YOUR GOAL: Pull every line that holds the word "content" from the entries.

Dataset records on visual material
================================

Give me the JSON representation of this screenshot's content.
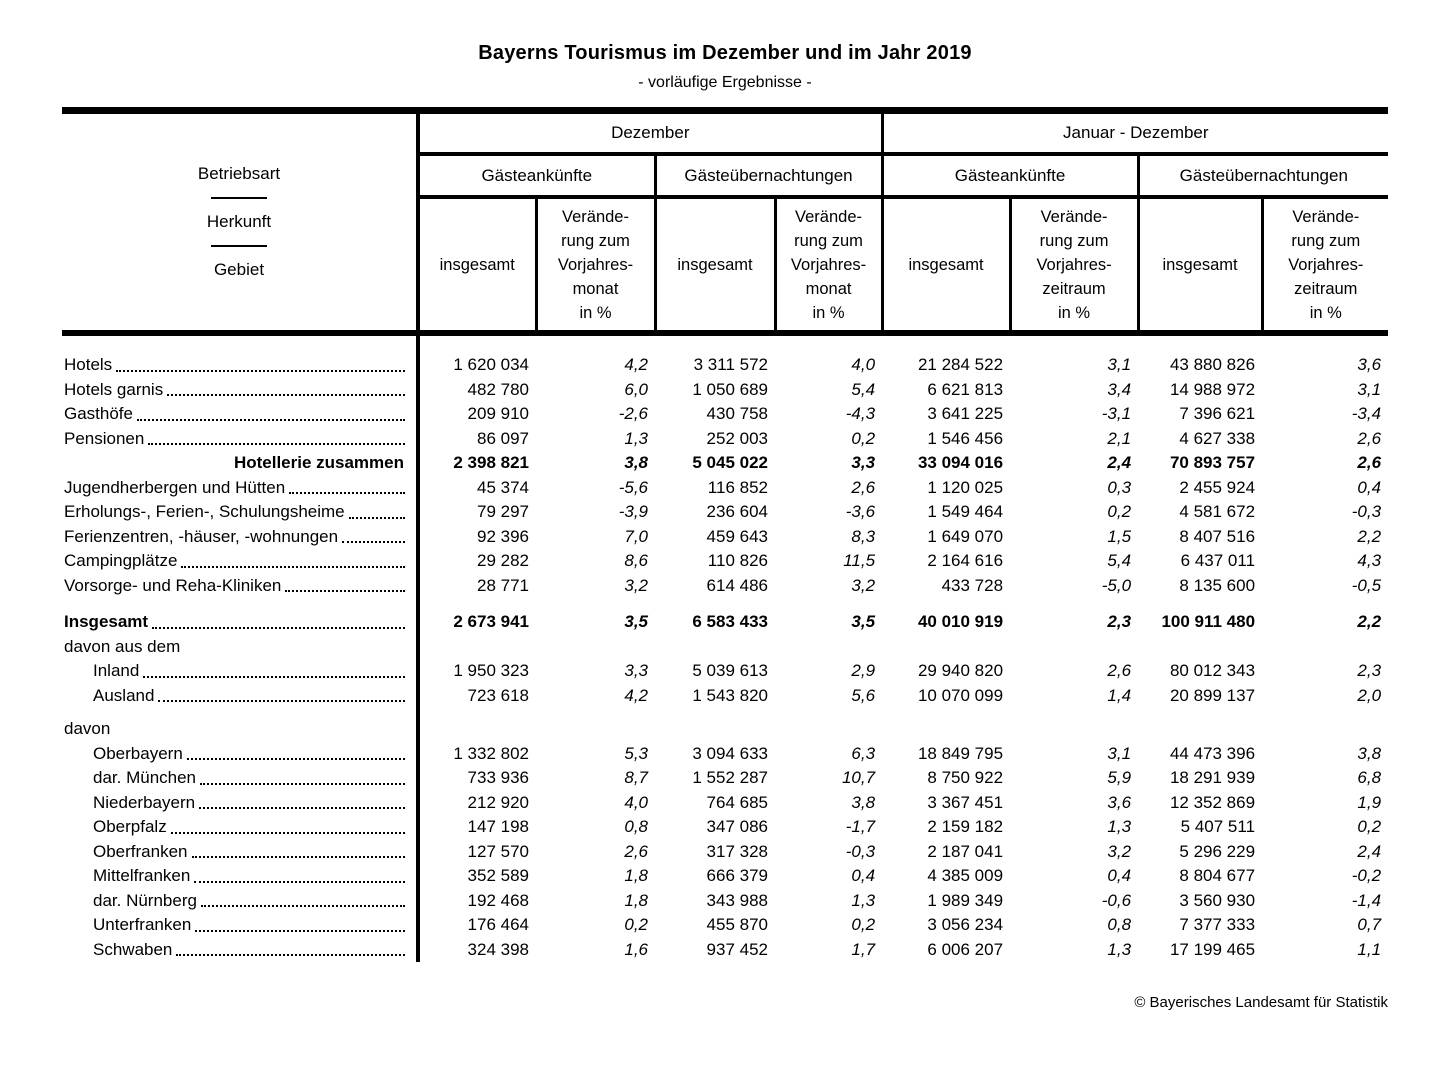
{
  "page": {
    "title": "Bayerns Tourismus im Dezember und im Jahr 2019",
    "subtitle": "- vorläufige Ergebnisse -",
    "copyright": "© Bayerisches Landesamt für Statistik"
  },
  "table": {
    "stub": {
      "line1": "Betriebsart",
      "line2": "Herkunft",
      "line3": "Gebiet"
    },
    "groups": [
      {
        "label": "Dezember",
        "subgroups": [
          {
            "label": "Gästeankünfte"
          },
          {
            "label": "Gästeübernachtungen"
          }
        ],
        "total_label": "insgesamt",
        "change_label": "Verände-\nrung zum\nVorjahres-\nmonat\nin %"
      },
      {
        "label": "Januar - Dezember",
        "subgroups": [
          {
            "label": "Gästeankünfte"
          },
          {
            "label": "Gästeübernachtungen"
          }
        ],
        "total_label": "insgesamt",
        "change_label": "Verände-\nrung zum\nVorjahres-\nzeitraum\nin %"
      }
    ],
    "rows": [
      {
        "type": "spacer",
        "height": 20
      },
      {
        "type": "leader",
        "label": "Hotels",
        "values": [
          "1 620 034",
          "4,2",
          "3 311 572",
          "4,0",
          "21 284 522",
          "3,1",
          "43 880 826",
          "3,6"
        ]
      },
      {
        "type": "leader",
        "label": "Hotels garnis",
        "values": [
          "482 780",
          "6,0",
          "1 050 689",
          "5,4",
          "6 621 813",
          "3,4",
          "14 988 972",
          "3,1"
        ]
      },
      {
        "type": "leader",
        "label": "Gasthöfe",
        "values": [
          "209 910",
          "-2,6",
          "430 758",
          "-4,3",
          "3 641 225",
          "-3,1",
          "7 396 621",
          "-3,4"
        ]
      },
      {
        "type": "leader",
        "label": "Pensionen",
        "values": [
          "86 097",
          "1,3",
          "252 003",
          "0,2",
          "1 546 456",
          "2,1",
          "4 627 338",
          "2,6"
        ]
      },
      {
        "type": "sum",
        "label": "Hotellerie zusammen",
        "bold": true,
        "values": [
          "2 398 821",
          "3,8",
          "5 045 022",
          "3,3",
          "33 094 016",
          "2,4",
          "70 893 757",
          "2,6"
        ]
      },
      {
        "type": "leader",
        "label": "Jugendherbergen und Hütten",
        "values": [
          "45 374",
          "-5,6",
          "116 852",
          "2,6",
          "1 120 025",
          "0,3",
          "2 455 924",
          "0,4"
        ]
      },
      {
        "type": "leader",
        "label": "Erholungs-, Ferien-, Schulungsheime",
        "values": [
          "79 297",
          "-3,9",
          "236 604",
          "-3,6",
          "1 549 464",
          "0,2",
          "4 581 672",
          "-0,3"
        ]
      },
      {
        "type": "leader",
        "label": "Ferienzentren, -häuser, -wohnungen",
        "values": [
          "92 396",
          "7,0",
          "459 643",
          "8,3",
          "1 649 070",
          "1,5",
          "8 407 516",
          "2,2"
        ]
      },
      {
        "type": "leader",
        "label": "Campingplätze",
        "values": [
          "29 282",
          "8,6",
          "110 826",
          "11,5",
          "2 164 616",
          "5,4",
          "6 437 011",
          "4,3"
        ]
      },
      {
        "type": "leader",
        "label": "Vorsorge- und Reha-Kliniken",
        "values": [
          "28 771",
          "3,2",
          "614 486",
          "3,2",
          "433 728",
          "-5,0",
          "8 135 600",
          "-0,5"
        ]
      },
      {
        "type": "spacer",
        "height": 12
      },
      {
        "type": "leader",
        "label": "Insgesamt",
        "bold": true,
        "values": [
          "2 673 941",
          "3,5",
          "6 583 433",
          "3,5",
          "40 010 919",
          "2,3",
          "100 911 480",
          "2,2"
        ]
      },
      {
        "type": "plain",
        "label": "davon aus dem",
        "values": null
      },
      {
        "type": "leader",
        "label": "Inland",
        "indent": true,
        "values": [
          "1 950 323",
          "3,3",
          "5 039 613",
          "2,9",
          "29 940 820",
          "2,6",
          "80 012 343",
          "2,3"
        ]
      },
      {
        "type": "leader",
        "label": "Ausland",
        "indent": true,
        "values": [
          "723 618",
          "4,2",
          "1 543 820",
          "5,6",
          "10 070 099",
          "1,4",
          "20 899 137",
          "2,0"
        ]
      },
      {
        "type": "spacer",
        "height": 9
      },
      {
        "type": "plain",
        "label": "davon",
        "values": null
      },
      {
        "type": "leader",
        "label": "Oberbayern",
        "indent": true,
        "values": [
          "1 332 802",
          "5,3",
          "3 094 633",
          "6,3",
          "18 849 795",
          "3,1",
          "44 473 396",
          "3,8"
        ]
      },
      {
        "type": "leader",
        "label": "dar. München",
        "indent": true,
        "values": [
          "733 936",
          "8,7",
          "1 552 287",
          "10,7",
          "8 750 922",
          "5,9",
          "18 291 939",
          "6,8"
        ]
      },
      {
        "type": "leader",
        "label": "Niederbayern",
        "indent": true,
        "values": [
          "212 920",
          "4,0",
          "764 685",
          "3,8",
          "3 367 451",
          "3,6",
          "12 352 869",
          "1,9"
        ]
      },
      {
        "type": "leader",
        "label": "Oberpfalz",
        "indent": true,
        "values": [
          "147 198",
          "0,8",
          "347 086",
          "-1,7",
          "2 159 182",
          "1,3",
          "5 407 511",
          "0,2"
        ]
      },
      {
        "type": "leader",
        "label": "Oberfranken",
        "indent": true,
        "values": [
          "127 570",
          "2,6",
          "317 328",
          "-0,3",
          "2 187 041",
          "3,2",
          "5 296 229",
          "2,4"
        ]
      },
      {
        "type": "leader",
        "label": "Mittelfranken",
        "indent": true,
        "values": [
          "352 589",
          "1,8",
          "666 379",
          "0,4",
          "4 385 009",
          "0,4",
          "8 804 677",
          "-0,2"
        ]
      },
      {
        "type": "leader",
        "label": "dar. Nürnberg",
        "indent": true,
        "values": [
          "192 468",
          "1,8",
          "343 988",
          "1,3",
          "1 989 349",
          "-0,6",
          "3 560 930",
          "-1,4"
        ]
      },
      {
        "type": "leader",
        "label": "Unterfranken",
        "indent": true,
        "values": [
          "176 464",
          "0,2",
          "455 870",
          "0,2",
          "3 056 234",
          "0,8",
          "7 377 333",
          "0,7"
        ]
      },
      {
        "type": "leader",
        "label": "Schwaben",
        "indent": true,
        "values": [
          "324 398",
          "1,6",
          "937 452",
          "1,7",
          "6 006 207",
          "1,3",
          "17 199 465",
          "1,1"
        ]
      }
    ]
  }
}
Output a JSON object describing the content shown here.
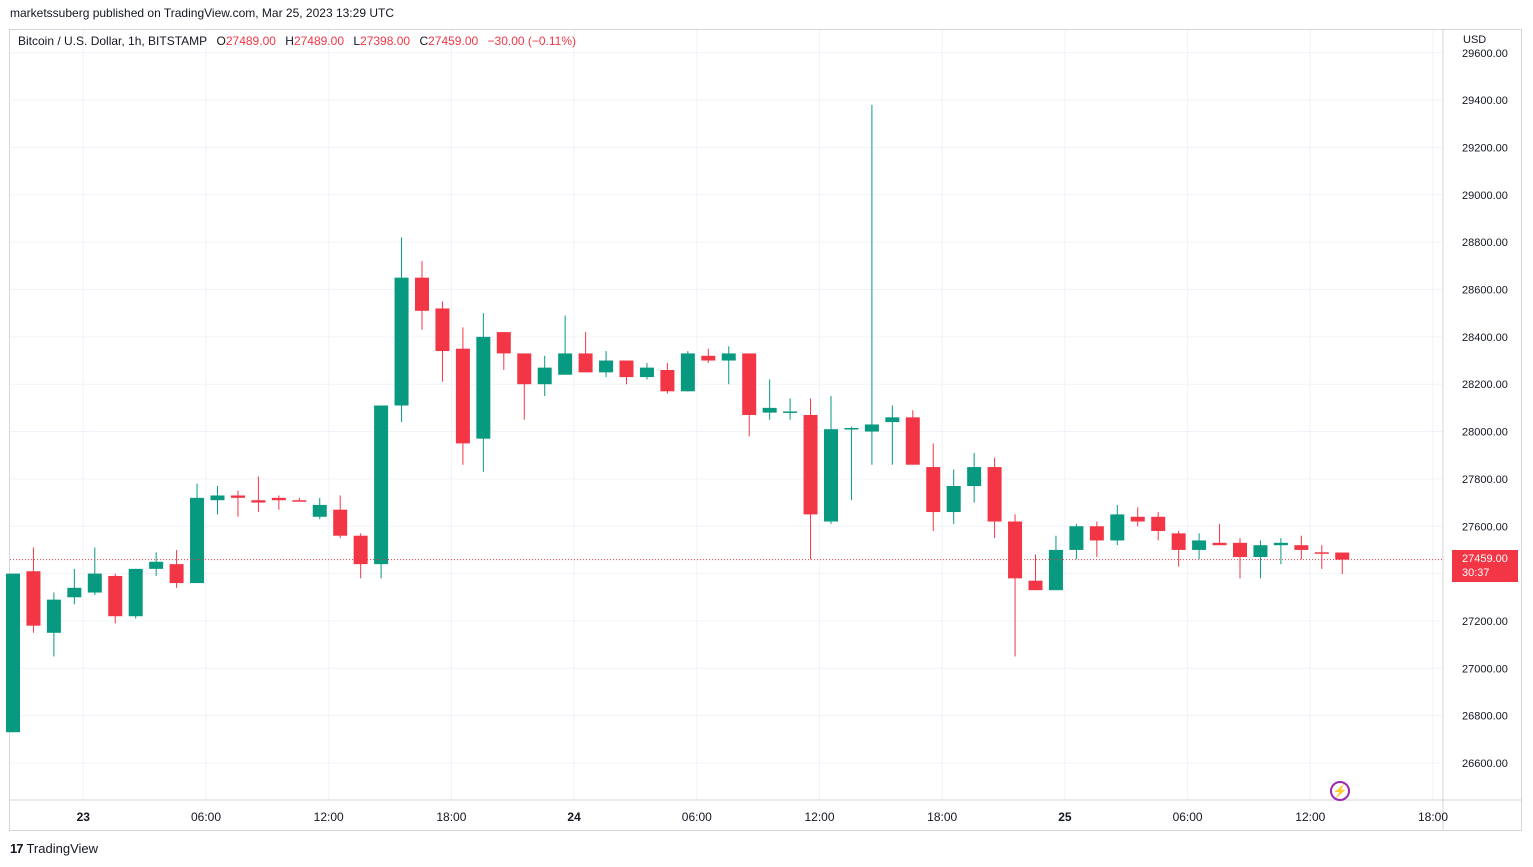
{
  "header": {
    "publisher_line": "marketssuberg published on TradingView.com, Mar 25, 2023 13:29 UTC"
  },
  "legend": {
    "symbol": "Bitcoin / U.S. Dollar, 1h, BITSTAMP",
    "o_label": "O",
    "o_value": "27489.00",
    "h_label": "H",
    "h_value": "27489.00",
    "l_label": "L",
    "l_value": "27398.00",
    "c_label": "C",
    "c_value": "27459.00",
    "change": "−30.00 (−0.11%)"
  },
  "price_axis": {
    "currency": "USD",
    "last_price": "27459.00",
    "countdown": "30:37"
  },
  "footer": {
    "brand": "TradingView"
  },
  "colors": {
    "up": "#089981",
    "down": "#f23645",
    "grid": "#f0f3fa",
    "text": "#131722",
    "last_price_line": "#f23645",
    "bolt": "#9c27b0"
  },
  "icons": {
    "bolt": "lightning-bolt-icon",
    "brand": "tradingview-logo-icon"
  },
  "chart_data": {
    "type": "candlestick",
    "symbol": "BTCUSD",
    "interval": "1h",
    "y_ticks": [
      26600,
      26800,
      27000,
      27200,
      27400,
      27600,
      27800,
      28000,
      28200,
      28400,
      28600,
      28800,
      29000,
      29200,
      29400,
      29600
    ],
    "y_tick_labels": [
      "26600.00",
      "26800.00",
      "27000.00",
      "27200.00",
      "27400.00",
      "27600.00",
      "27800.00",
      "28000.00",
      "28200.00",
      "28400.00",
      "28600.00",
      "28800.00",
      "29000.00",
      "29200.00",
      "29400.00",
      "29600.00"
    ],
    "x_ticks": [
      {
        "label": "23",
        "bold": true,
        "index": 4
      },
      {
        "label": "06:00",
        "bold": false,
        "index": 10
      },
      {
        "label": "12:00",
        "bold": false,
        "index": 16
      },
      {
        "label": "18:00",
        "bold": false,
        "index": 22
      },
      {
        "label": "24",
        "bold": true,
        "index": 28
      },
      {
        "label": "06:00",
        "bold": false,
        "index": 34
      },
      {
        "label": "12:00",
        "bold": false,
        "index": 40
      },
      {
        "label": "18:00",
        "bold": false,
        "index": 46
      },
      {
        "label": "25",
        "bold": true,
        "index": 52
      },
      {
        "label": "06:00",
        "bold": false,
        "index": 58
      },
      {
        "label": "12:00",
        "bold": false,
        "index": 64
      },
      {
        "label": "18:00",
        "bold": false,
        "index": 70
      }
    ],
    "last_price": 27459,
    "candles": [
      {
        "o": 26730,
        "h": 27400,
        "l": 26730,
        "c": 27400
      },
      {
        "o": 27410,
        "h": 27510,
        "l": 27150,
        "c": 27180
      },
      {
        "o": 27150,
        "h": 27320,
        "l": 27050,
        "c": 27290
      },
      {
        "o": 27300,
        "h": 27420,
        "l": 27270,
        "c": 27340
      },
      {
        "o": 27320,
        "h": 27510,
        "l": 27310,
        "c": 27400
      },
      {
        "o": 27390,
        "h": 27400,
        "l": 27190,
        "c": 27220
      },
      {
        "o": 27220,
        "h": 27420,
        "l": 27210,
        "c": 27420
      },
      {
        "o": 27420,
        "h": 27490,
        "l": 27390,
        "c": 27450
      },
      {
        "o": 27440,
        "h": 27500,
        "l": 27340,
        "c": 27360
      },
      {
        "o": 27360,
        "h": 27780,
        "l": 27360,
        "c": 27720
      },
      {
        "o": 27710,
        "h": 27770,
        "l": 27650,
        "c": 27730
      },
      {
        "o": 27730,
        "h": 27750,
        "l": 27640,
        "c": 27720
      },
      {
        "o": 27710,
        "h": 27810,
        "l": 27660,
        "c": 27700
      },
      {
        "o": 27720,
        "h": 27730,
        "l": 27670,
        "c": 27710
      },
      {
        "o": 27710,
        "h": 27720,
        "l": 27705,
        "c": 27705
      },
      {
        "o": 27640,
        "h": 27720,
        "l": 27630,
        "c": 27690
      },
      {
        "o": 27670,
        "h": 27730,
        "l": 27550,
        "c": 27560
      },
      {
        "o": 27560,
        "h": 27570,
        "l": 27380,
        "c": 27440
      },
      {
        "o": 27440,
        "h": 28110,
        "l": 27380,
        "c": 28110
      },
      {
        "o": 28110,
        "h": 28820,
        "l": 28040,
        "c": 28650
      },
      {
        "o": 28650,
        "h": 28720,
        "l": 28430,
        "c": 28510
      },
      {
        "o": 28520,
        "h": 28550,
        "l": 28210,
        "c": 28340
      },
      {
        "o": 28350,
        "h": 28440,
        "l": 27860,
        "c": 27950
      },
      {
        "o": 27970,
        "h": 28500,
        "l": 27830,
        "c": 28400
      },
      {
        "o": 28420,
        "h": 28420,
        "l": 28260,
        "c": 28330
      },
      {
        "o": 28330,
        "h": 28330,
        "l": 28050,
        "c": 28200
      },
      {
        "o": 28200,
        "h": 28320,
        "l": 28150,
        "c": 28270
      },
      {
        "o": 28240,
        "h": 28490,
        "l": 28240,
        "c": 28330
      },
      {
        "o": 28330,
        "h": 28420,
        "l": 28250,
        "c": 28250
      },
      {
        "o": 28250,
        "h": 28340,
        "l": 28230,
        "c": 28300
      },
      {
        "o": 28300,
        "h": 28300,
        "l": 28200,
        "c": 28230
      },
      {
        "o": 28230,
        "h": 28290,
        "l": 28220,
        "c": 28270
      },
      {
        "o": 28260,
        "h": 28290,
        "l": 28160,
        "c": 28170
      },
      {
        "o": 28170,
        "h": 28340,
        "l": 28170,
        "c": 28330
      },
      {
        "o": 28320,
        "h": 28350,
        "l": 28290,
        "c": 28300
      },
      {
        "o": 28300,
        "h": 28360,
        "l": 28200,
        "c": 28330
      },
      {
        "o": 28330,
        "h": 28330,
        "l": 27980,
        "c": 28070
      },
      {
        "o": 28080,
        "h": 28220,
        "l": 28050,
        "c": 28100
      },
      {
        "o": 28080,
        "h": 28140,
        "l": 28050,
        "c": 28085
      },
      {
        "o": 28070,
        "h": 28140,
        "l": 27460,
        "c": 27650
      },
      {
        "o": 27620,
        "h": 28150,
        "l": 27610,
        "c": 28010
      },
      {
        "o": 28010,
        "h": 28020,
        "l": 27710,
        "c": 28015
      },
      {
        "o": 28000,
        "h": 29380,
        "l": 27860,
        "c": 28030
      },
      {
        "o": 28040,
        "h": 28110,
        "l": 27860,
        "c": 28060
      },
      {
        "o": 28060,
        "h": 28090,
        "l": 27860,
        "c": 27860
      },
      {
        "o": 27850,
        "h": 27950,
        "l": 27580,
        "c": 27660
      },
      {
        "o": 27660,
        "h": 27840,
        "l": 27610,
        "c": 27770
      },
      {
        "o": 27770,
        "h": 27910,
        "l": 27700,
        "c": 27850
      },
      {
        "o": 27850,
        "h": 27890,
        "l": 27550,
        "c": 27620
      },
      {
        "o": 27620,
        "h": 27650,
        "l": 27050,
        "c": 27380
      },
      {
        "o": 27370,
        "h": 27480,
        "l": 27330,
        "c": 27330
      },
      {
        "o": 27330,
        "h": 27560,
        "l": 27330,
        "c": 27500
      },
      {
        "o": 27500,
        "h": 27610,
        "l": 27460,
        "c": 27600
      },
      {
        "o": 27600,
        "h": 27620,
        "l": 27470,
        "c": 27540
      },
      {
        "o": 27540,
        "h": 27690,
        "l": 27520,
        "c": 27650
      },
      {
        "o": 27640,
        "h": 27680,
        "l": 27600,
        "c": 27620
      },
      {
        "o": 27640,
        "h": 27660,
        "l": 27540,
        "c": 27580
      },
      {
        "o": 27570,
        "h": 27580,
        "l": 27430,
        "c": 27500
      },
      {
        "o": 27500,
        "h": 27570,
        "l": 27460,
        "c": 27540
      },
      {
        "o": 27530,
        "h": 27610,
        "l": 27520,
        "c": 27520
      },
      {
        "o": 27530,
        "h": 27550,
        "l": 27380,
        "c": 27470
      },
      {
        "o": 27470,
        "h": 27540,
        "l": 27380,
        "c": 27520
      },
      {
        "o": 27520,
        "h": 27550,
        "l": 27440,
        "c": 27530
      },
      {
        "o": 27520,
        "h": 27560,
        "l": 27460,
        "c": 27500
      },
      {
        "o": 27490,
        "h": 27520,
        "l": 27420,
        "c": 27485
      },
      {
        "o": 27489,
        "h": 27489,
        "l": 27398,
        "c": 27459
      }
    ]
  }
}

================================

SOLUTION BELOW:
Give me the JSON representation of this screenshot's content.
Output a JSON object describing the content shown here.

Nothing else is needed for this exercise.